To do.
Copy every line that holds "ovitrampas".

-- begin Record set --

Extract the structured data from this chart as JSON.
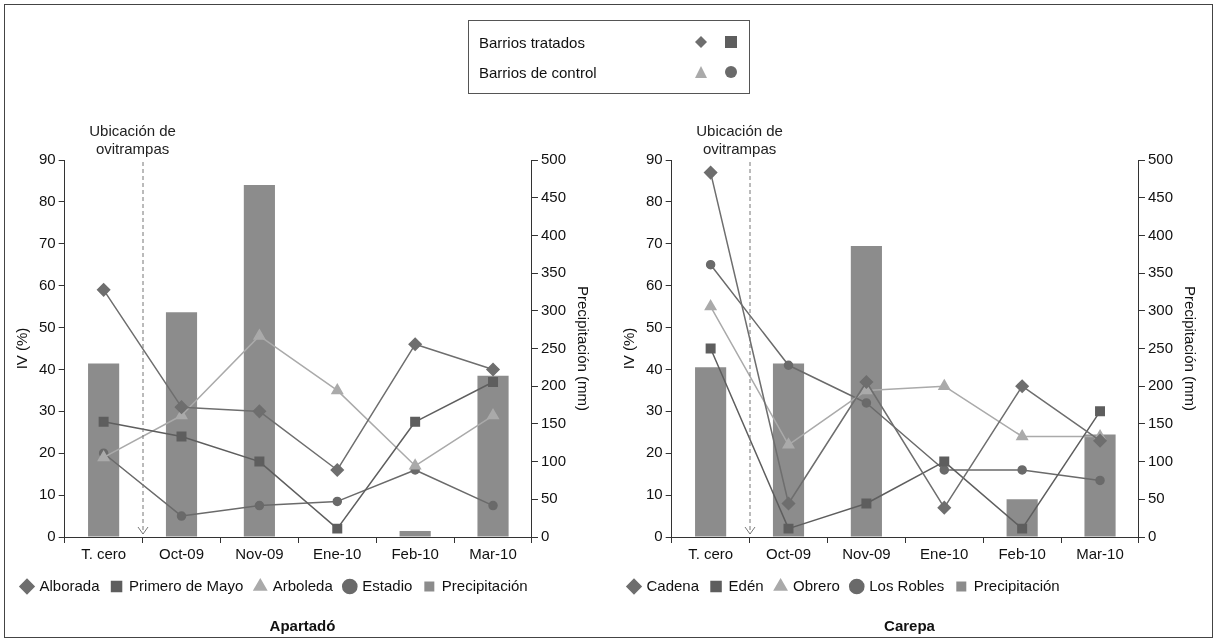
{
  "chart_data": [
    {
      "type": "line",
      "title": "Apartadó",
      "ylabel": "IV (%)",
      "y2label": "Precipitación (mm)",
      "annotations": [
        "Ubicación de ovitrampas",
        "Barrios tratados",
        "Barrios de control"
      ],
      "categories": [
        "T. cero",
        "Oct-09",
        "Nov-09",
        "Ene-10",
        "Feb-10",
        "Mar-10"
      ],
      "ylim": [
        0,
        90
      ],
      "yticks": [
        0,
        10,
        20,
        30,
        40,
        50,
        60,
        70,
        80,
        90
      ],
      "y2lim": [
        0,
        500
      ],
      "y2ticks": [
        0,
        50,
        100,
        150,
        200,
        250,
        300,
        350,
        400,
        450,
        500
      ],
      "grid": false,
      "legend": "bottom",
      "series": [
        {
          "name": "Alborada",
          "marker": "diamond",
          "color": "#6e6e6e",
          "values": [
            59,
            31,
            30,
            16,
            46,
            40
          ]
        },
        {
          "name": "Primero de Mayo",
          "marker": "square",
          "color": "#5e5e5e",
          "values": [
            27.5,
            24,
            18,
            2,
            27.5,
            37
          ]
        },
        {
          "name": "Arboleda",
          "marker": "triangle",
          "color": "#aaaaaa",
          "values": [
            19,
            29,
            48,
            35,
            17,
            29
          ]
        },
        {
          "name": "Estadio",
          "marker": "circle",
          "color": "#6a6a6a",
          "values": [
            20,
            5,
            7.5,
            8.5,
            16,
            7.5
          ]
        },
        {
          "name": "Precipitación",
          "type": "bar",
          "axis": "y2",
          "color": "#8c8c8c",
          "values": [
            230,
            298,
            467,
            null,
            8,
            214
          ]
        }
      ]
    },
    {
      "type": "line",
      "title": "Carepa",
      "ylabel": "IV (%)",
      "y2label": "Precipitación (mm)",
      "annotations": [
        "Ubicación de ovitrampas"
      ],
      "categories": [
        "T. cero",
        "Oct-09",
        "Nov-09",
        "Ene-10",
        "Feb-10",
        "Mar-10"
      ],
      "ylim": [
        0,
        90
      ],
      "yticks": [
        0,
        10,
        20,
        30,
        40,
        50,
        60,
        70,
        80,
        90
      ],
      "y2lim": [
        0,
        500
      ],
      "y2ticks": [
        0,
        50,
        100,
        150,
        200,
        250,
        300,
        350,
        400,
        450,
        500
      ],
      "grid": false,
      "legend": "bottom",
      "series": [
        {
          "name": "Cadena",
          "marker": "diamond",
          "color": "#6e6e6e",
          "values": [
            87,
            8,
            37,
            7,
            36,
            23
          ]
        },
        {
          "name": "Edén",
          "marker": "square",
          "color": "#5e5e5e",
          "values": [
            45,
            2,
            8,
            18,
            2,
            30
          ]
        },
        {
          "name": "Obrero",
          "marker": "triangle",
          "color": "#aaaaaa",
          "values": [
            55,
            22,
            35,
            36,
            24,
            24
          ]
        },
        {
          "name": "Los Robles",
          "marker": "circle",
          "color": "#6a6a6a",
          "values": [
            65,
            41,
            32,
            16,
            16,
            13.5
          ]
        },
        {
          "name": "Precipitación",
          "type": "bar",
          "axis": "y2",
          "color": "#8c8c8c",
          "values": [
            225,
            230,
            386,
            null,
            50,
            136
          ]
        }
      ]
    }
  ]
}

-- end Record set --

Finished exercise.
        "Ubicación de ovitrampas",
        "Ubicación de ovitrampas"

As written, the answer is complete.